Exercise objective >>
Write every record out again exactly, and keep images out of it.
### Listed records
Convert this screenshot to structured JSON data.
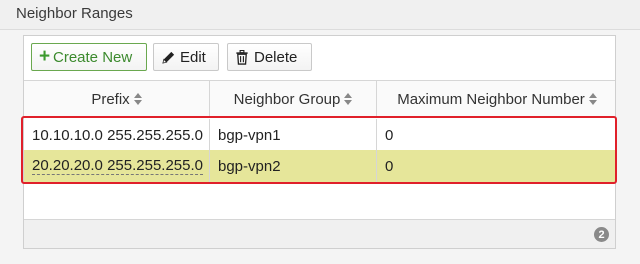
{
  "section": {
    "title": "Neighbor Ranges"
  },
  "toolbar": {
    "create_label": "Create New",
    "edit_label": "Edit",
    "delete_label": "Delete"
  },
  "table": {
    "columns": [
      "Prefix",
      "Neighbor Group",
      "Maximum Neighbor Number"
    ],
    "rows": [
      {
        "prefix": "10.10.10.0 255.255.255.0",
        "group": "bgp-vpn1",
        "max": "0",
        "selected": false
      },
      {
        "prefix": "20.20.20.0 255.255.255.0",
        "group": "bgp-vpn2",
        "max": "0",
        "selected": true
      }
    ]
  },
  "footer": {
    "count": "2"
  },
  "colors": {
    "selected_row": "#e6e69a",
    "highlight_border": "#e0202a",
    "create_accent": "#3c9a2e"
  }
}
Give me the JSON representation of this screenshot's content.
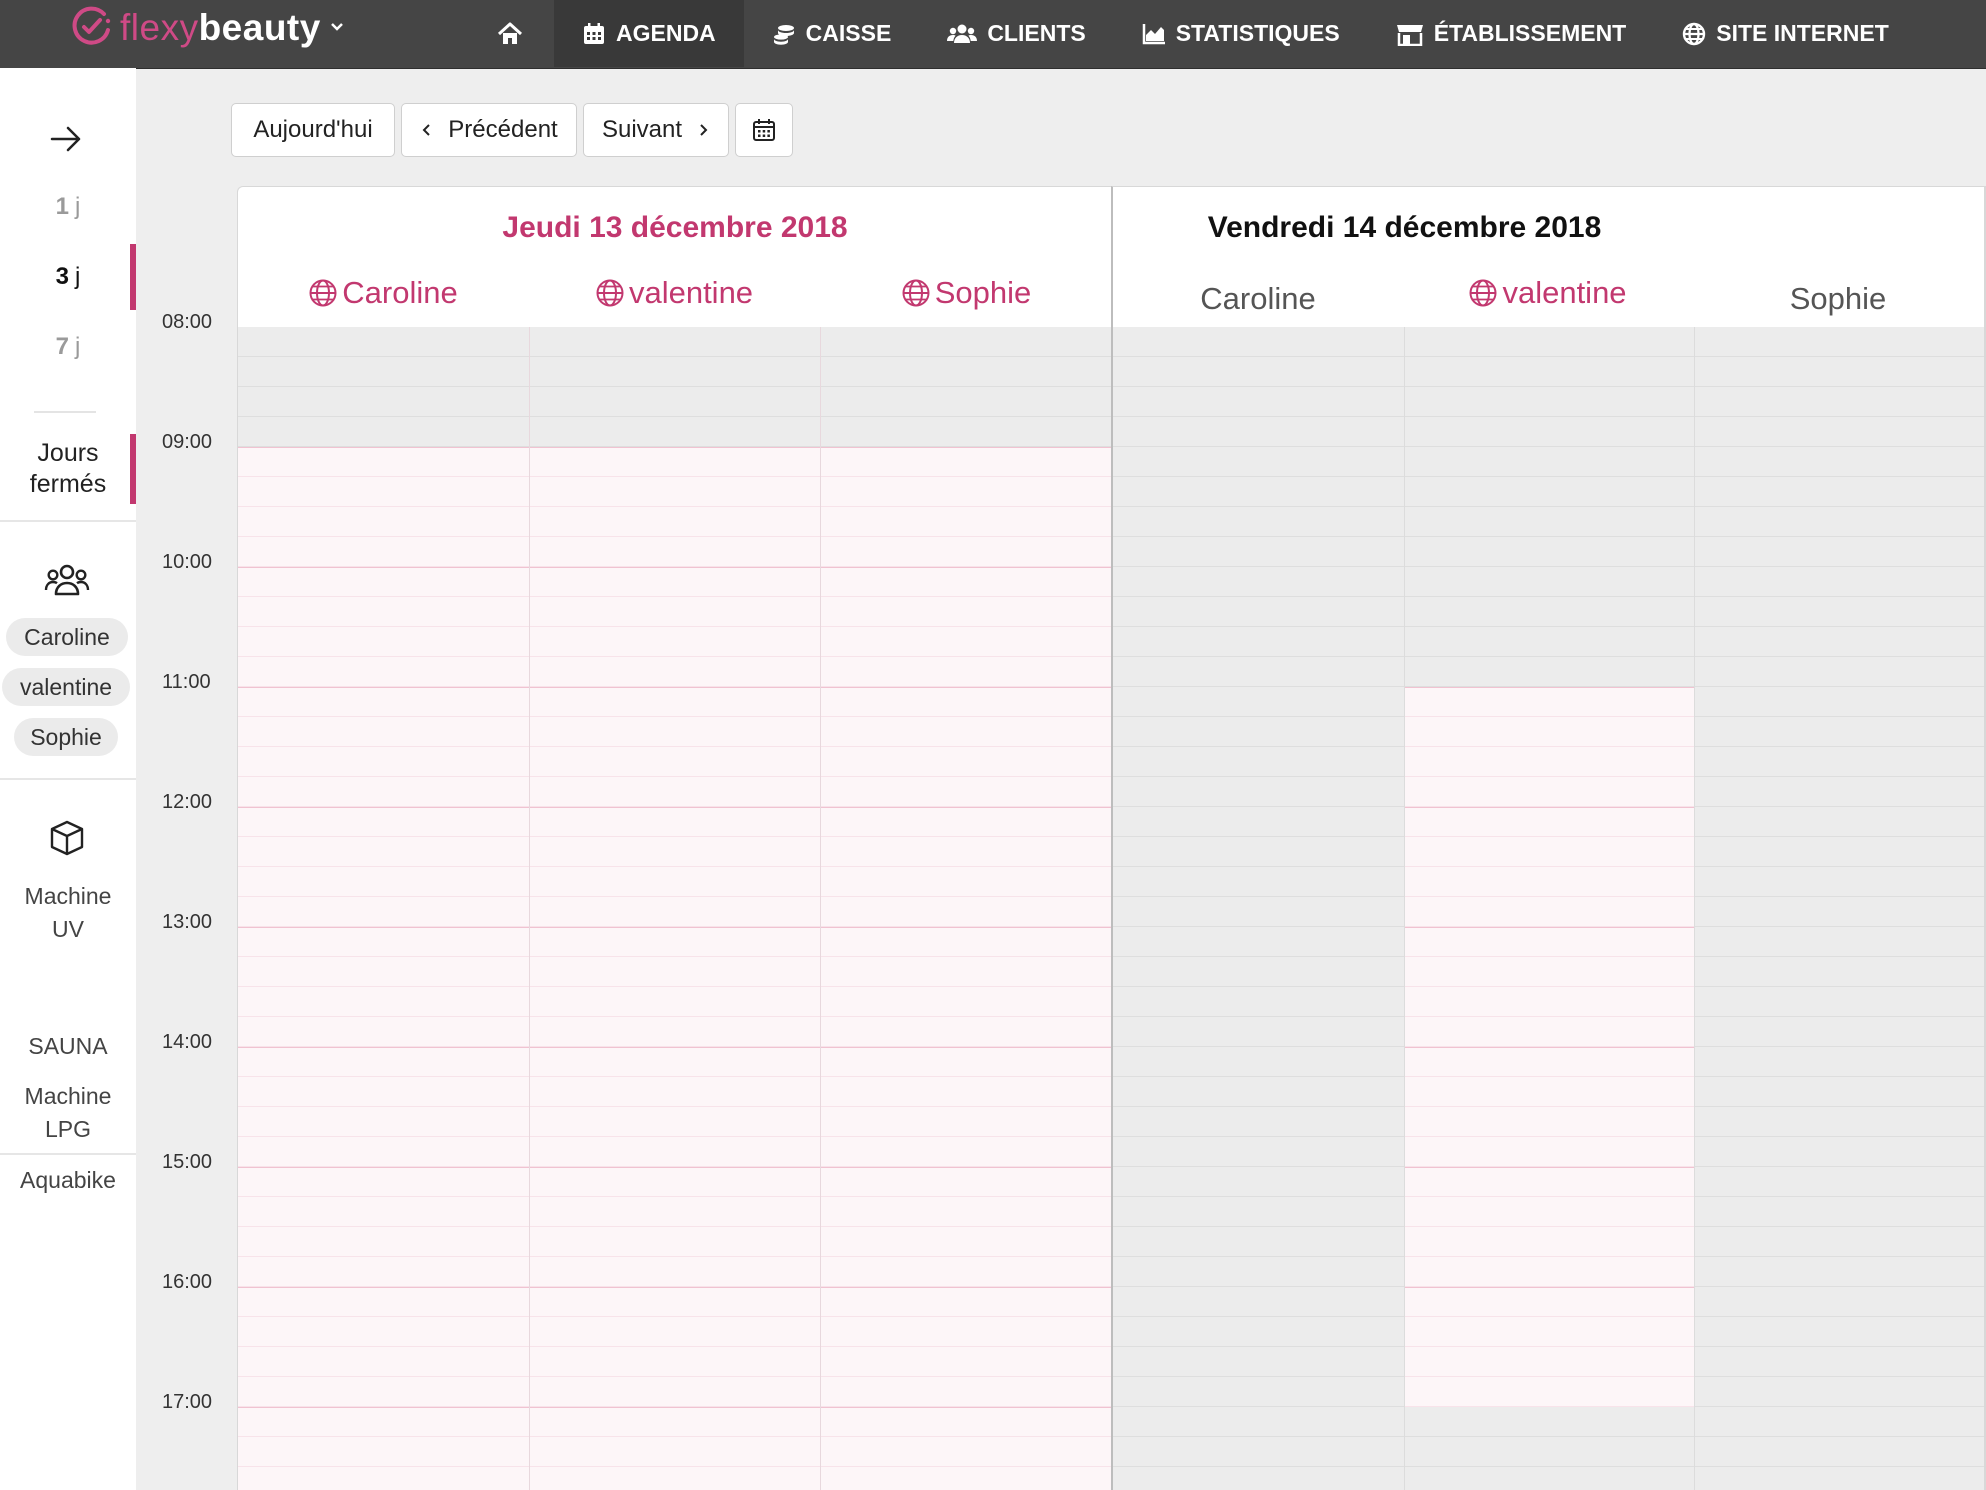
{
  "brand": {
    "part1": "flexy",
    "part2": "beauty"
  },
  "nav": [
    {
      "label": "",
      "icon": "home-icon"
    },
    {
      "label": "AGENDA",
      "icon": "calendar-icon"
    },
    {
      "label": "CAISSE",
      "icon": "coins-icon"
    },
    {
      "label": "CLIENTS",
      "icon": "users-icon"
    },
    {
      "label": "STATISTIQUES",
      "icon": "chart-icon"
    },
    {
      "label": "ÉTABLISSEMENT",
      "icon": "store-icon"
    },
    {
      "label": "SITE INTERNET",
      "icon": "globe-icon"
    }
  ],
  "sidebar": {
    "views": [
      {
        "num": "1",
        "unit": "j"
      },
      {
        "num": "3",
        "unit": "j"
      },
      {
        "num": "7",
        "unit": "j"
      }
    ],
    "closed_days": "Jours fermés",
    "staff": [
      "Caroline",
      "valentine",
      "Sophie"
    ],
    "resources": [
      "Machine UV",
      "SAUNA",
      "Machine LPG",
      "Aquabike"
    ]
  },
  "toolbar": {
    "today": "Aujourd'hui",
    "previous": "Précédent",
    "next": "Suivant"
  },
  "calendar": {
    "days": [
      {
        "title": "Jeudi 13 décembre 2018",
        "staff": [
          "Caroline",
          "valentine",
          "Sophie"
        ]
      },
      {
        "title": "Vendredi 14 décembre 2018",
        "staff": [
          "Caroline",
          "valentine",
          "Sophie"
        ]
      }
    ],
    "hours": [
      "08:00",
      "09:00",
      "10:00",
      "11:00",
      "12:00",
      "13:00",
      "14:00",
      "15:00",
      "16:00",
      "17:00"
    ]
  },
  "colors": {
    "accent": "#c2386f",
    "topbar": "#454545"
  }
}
######
Task result >>
Convert this screenshot to structured JSON data.
{
  "section": {
    "title": "Neighbor Ranges"
  },
  "toolbar": {
    "create_label": "Create New",
    "edit_label": "Edit",
    "delete_label": "Delete"
  },
  "table": {
    "columns": [
      "Prefix",
      "Neighbor Group",
      "Maximum Neighbor Number"
    ],
    "rows": [
      {
        "prefix": "10.10.10.0 255.255.255.0",
        "group": "bgp-vpn1",
        "max": "0",
        "selected": false
      },
      {
        "prefix": "20.20.20.0 255.255.255.0",
        "group": "bgp-vpn2",
        "max": "0",
        "selected": true
      }
    ]
  },
  "footer": {
    "count": "2"
  },
  "colors": {
    "selected_row": "#e6e69a",
    "highlight_border": "#e0202a",
    "create_accent": "#3c9a2e"
  }
}
Give me the JSON representation of this screenshot's content.
{
  "brand": {
    "part1": "flexy",
    "part2": "beauty"
  },
  "nav": [
    {
      "label": "",
      "icon": "home-icon"
    },
    {
      "label": "AGENDA",
      "icon": "calendar-icon"
    },
    {
      "label": "CAISSE",
      "icon": "coins-icon"
    },
    {
      "label": "CLIENTS",
      "icon": "users-icon"
    },
    {
      "label": "STATISTIQUES",
      "icon": "chart-icon"
    },
    {
      "label": "ÉTABLISSEMENT",
      "icon": "store-icon"
    },
    {
      "label": "SITE INTERNET",
      "icon": "globe-icon"
    }
  ],
  "sidebar": {
    "views": [
      {
        "num": "1",
        "unit": "j"
      },
      {
        "num": "3",
        "unit": "j"
      },
      {
        "num": "7",
        "unit": "j"
      }
    ],
    "closed_days": "Jours fermés",
    "staff": [
      "Caroline",
      "valentine",
      "Sophie"
    ],
    "resources": [
      "Machine UV",
      "SAUNA",
      "Machine LPG",
      "Aquabike"
    ]
  },
  "toolbar": {
    "today": "Aujourd'hui",
    "previous": "Précédent",
    "next": "Suivant"
  },
  "calendar": {
    "days": [
      {
        "title": "Jeudi 13 décembre 2018",
        "staff": [
          "Caroline",
          "valentine",
          "Sophie"
        ]
      },
      {
        "title": "Vendredi 14 décembre 2018",
        "staff": [
          "Caroline",
          "valentine",
          "Sophie"
        ]
      }
    ],
    "hours": [
      "08:00",
      "09:00",
      "10:00",
      "11:00",
      "12:00",
      "13:00",
      "14:00",
      "15:00",
      "16:00",
      "17:00"
    ]
  },
  "colors": {
    "accent": "#c2386f",
    "topbar": "#454545"
  }
}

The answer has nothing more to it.